Extracted data entries
※
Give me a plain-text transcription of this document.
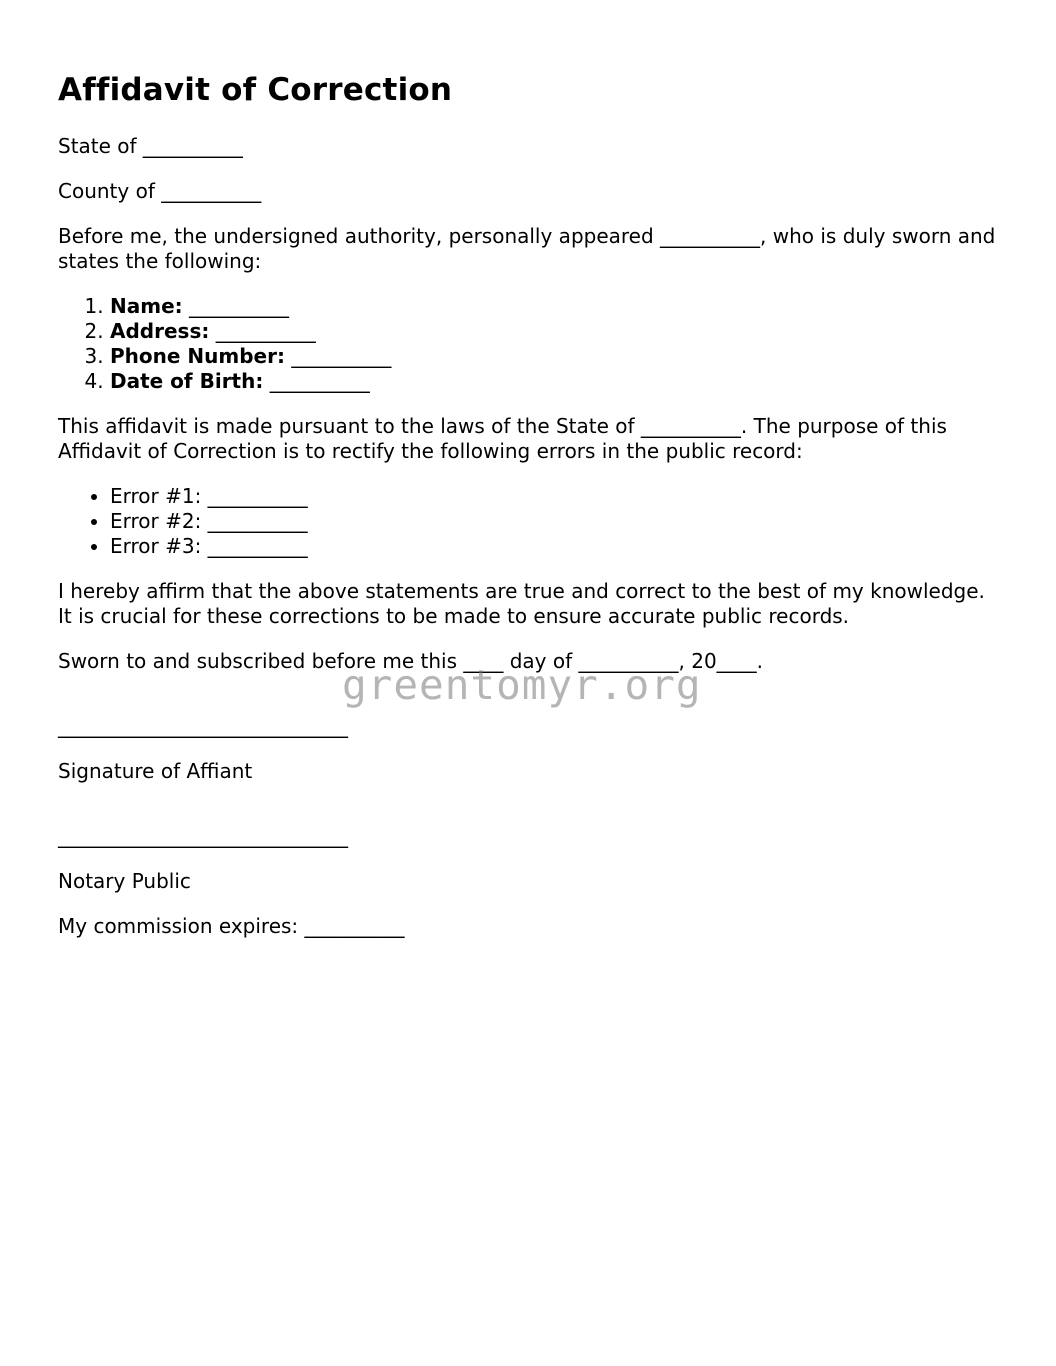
Affidavit of Correction

State of __________

County of __________

Before me, the undersigned authority, personally appeared __________, who is duly sworn and states the following:

1. Name: __________
2. Address: __________
3. Phone Number: __________
4. Date of Birth: __________

This affidavit is made pursuant to the laws of the State of __________. The purpose of this Affidavit of Correction is to rectify the following errors in the public record:

• Error #1: __________
• Error #2: __________
• Error #3: __________

I hereby affirm that the above statements are true and correct to the best of my knowledge. It is crucial for these corrections to be made to ensure accurate public records.

Sworn to and subscribed before me this ____ day of __________, 20____.

_____________________________

Signature of Affiant

_____________________________

Notary Public

My commission expires: __________

greentomyr.org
※
* _TASK GOAL_
Images do not belong in the copy; reproduce all other parts of the records above verbatim.

* _ANSWER FOR THIS EXERCISE_
Give me a plain-text transcription of this document.
Affidavit of Correction

State of __________

County of __________

Before me, the undersigned authority, personally appeared __________, who is duly sworn and states the following:

1. Name: __________
2. Address: __________
3. Phone Number: __________
4. Date of Birth: __________

This affidavit is made pursuant to the laws of the State of __________. The purpose of this Affidavit of Correction is to rectify the following errors in the public record:

• Error #1: __________
• Error #2: __________
• Error #3: __________

I hereby affirm that the above statements are true and correct to the best of my knowledge. It is crucial for these corrections to be made to ensure accurate public records.

Sworn to and subscribed before me this ____ day of __________, 20____.

_____________________________

Signature of Affiant

_____________________________

Notary Public

My commission expires: __________

greentomyr.org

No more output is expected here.